Without the pictures, set down every line of the data exactly.

Records contained in a dataset
— START —

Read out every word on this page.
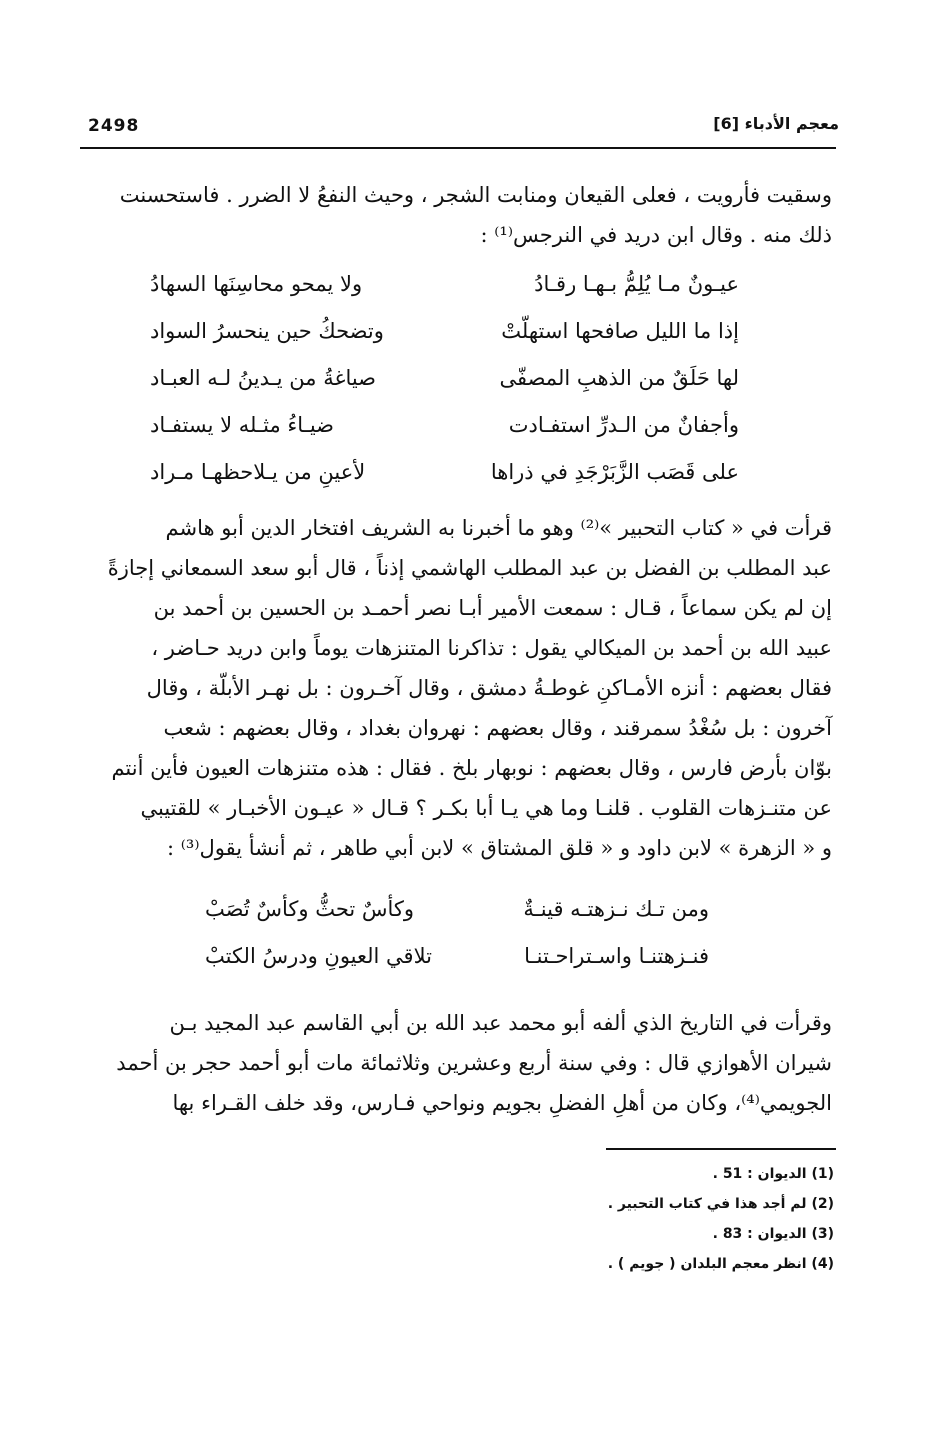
2498	معجم الأدباء [6]

وسقيت فأرويت ، فعلى القيعان ومنابت الشجر ، وحيث النفعُ لا الضرر . فاستحسنت

ذلك منه . وقال ابن دريد في النرجس⁽¹⁾ :

عيـونٌ مـا يُلِمُّ بـهـا رقـادُ
ولا يمحو محاسِنَها السهادُ
إذا ما الليل صافحها استهلّتْ
وتضحكُ حين ينحسرُ السواد
لها حَلَقٌ من الذهبِ المصفّى
صياغةُ من يـدينُ لـه العبـاد
وأجفانٌ من الـدرِّ استفـادت
ضيـاءُ مثـله لا يستفـاد
على قَصَب الزَّبَرْجَدِ في ذراها
لأعينِ من يـلاحظهـا مـراد

قرأت في « كتاب التحبير »⁽²⁾ وهو ما أخبرنا به الشريف افتخار الدين أبو هاشم

عبد المطلب بن الفضل بن عبد المطلب الهاشمي إذناً ، قال أبو سعد السمعاني إجازةً

إن لم يكن سماعاً ، قـال : سمعت الأمير أبـا نصر أحمـد بن الحسين بن أحمد بن

عبيد الله بن أحمد بن الميكالي يقول : تذاكرنا المتنزهات يوماً وابن دريد حـاضر ،

فقال بعضهم : أنزه الأمـاكنِ غوطـةُ دمشق ، وقال آخـرون : بل نهـر الأبلّة ، وقال

آخرون : بل سُغْدُ سمرقند ، وقال بعضهم : نهروان بغداد ، وقال بعضهم : شعب

بوّان بأرض فارس ، وقال بعضهم : نوبهار بلخ . فقال : هذه متنزهات العيون فأين أنتم

عن متنـزهات القلوب . قلنـا وما هي يـا أبا بكـر ؟ قـال « عيـون الأخبـار » للقتيبي

و « الزهرة » لابن داود و « قلق المشتاق » لابن أبي طاهر ، ثم أنشأ يقول⁽³⁾ :

ومن تـك نـزهتـه قينـةٌ
وكأسٌ تحثُّ وكأسٌ تُصَبْ
فنـزهتنـا واسـتراحـتنـا
تلاقي العيونِ ودرسُ الكتبْ

وقرأت في التاريخ الذي ألفه أبو محمد عبد الله بن أبي القاسم عبد المجيد بـن

شيران الأهوازي قال : وفي سنة أربع وعشرين وثلاثمائة مات أبو أحمد حجر بن أحمد

الجويمي⁽⁴⁾، وكان من أهلِ الفضلِ بجويم ونواحي فـارس، وقد خلف القـراء بها

(1) الديوان : 51 .
(2) لم أجد هذا في كتاب التحبير .
(3) الديوان : 83 .
(4) انظر معجم البلدان ( جويم ) .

— END —

● RESULT OF THIS EXERCISE
Read out every word on this page.
2498	معجم الأدباء [6]

وسقيت فأرويت ، فعلى القيعان ومنابت الشجر ، وحيث النفعُ لا الضرر . فاستحسنت

ذلك منه . وقال ابن دريد في النرجس⁽¹⁾ :

عيـونٌ مـا يُلِمُّ بـهـا رقـادُ
ولا يمحو محاسِنَها السهادُ
إذا ما الليل صافحها استهلّتْ
وتضحكُ حين ينحسرُ السواد
لها حَلَقٌ من الذهبِ المصفّى
صياغةُ من يـدينُ لـه العبـاد
وأجفانٌ من الـدرِّ استفـادت
ضيـاءُ مثـله لا يستفـاد
على قَصَب الزَّبَرْجَدِ في ذراها
لأعينِ من يـلاحظهـا مـراد

قرأت في « كتاب التحبير »⁽²⁾ وهو ما أخبرنا به الشريف افتخار الدين أبو هاشم

عبد المطلب بن الفضل بن عبد المطلب الهاشمي إذناً ، قال أبو سعد السمعاني إجازةً

إن لم يكن سماعاً ، قـال : سمعت الأمير أبـا نصر أحمـد بن الحسين بن أحمد بن

عبيد الله بن أحمد بن الميكالي يقول : تذاكرنا المتنزهات يوماً وابن دريد حـاضر ،

فقال بعضهم : أنزه الأمـاكنِ غوطـةُ دمشق ، وقال آخـرون : بل نهـر الأبلّة ، وقال

آخرون : بل سُغْدُ سمرقند ، وقال بعضهم : نهروان بغداد ، وقال بعضهم : شعب

بوّان بأرض فارس ، وقال بعضهم : نوبهار بلخ . فقال : هذه متنزهات العيون فأين أنتم

عن متنـزهات القلوب . قلنـا وما هي يـا أبا بكـر ؟ قـال « عيـون الأخبـار » للقتيبي

و « الزهرة » لابن داود و « قلق المشتاق » لابن أبي طاهر ، ثم أنشأ يقول⁽³⁾ :

ومن تـك نـزهتـه قينـةٌ
وكأسٌ تحثُّ وكأسٌ تُصَبْ
فنـزهتنـا واسـتراحـتنـا
تلاقي العيونِ ودرسُ الكتبْ

وقرأت في التاريخ الذي ألفه أبو محمد عبد الله بن أبي القاسم عبد المجيد بـن

شيران الأهوازي قال : وفي سنة أربع وعشرين وثلاثمائة مات أبو أحمد حجر بن أحمد

الجويمي⁽⁴⁾، وكان من أهلِ الفضلِ بجويم ونواحي فـارس، وقد خلف القـراء بها

(1) الديوان : 51 .
(2) لم أجد هذا في كتاب التحبير .
(3) الديوان : 83 .
(4) انظر معجم البلدان ( جويم ) .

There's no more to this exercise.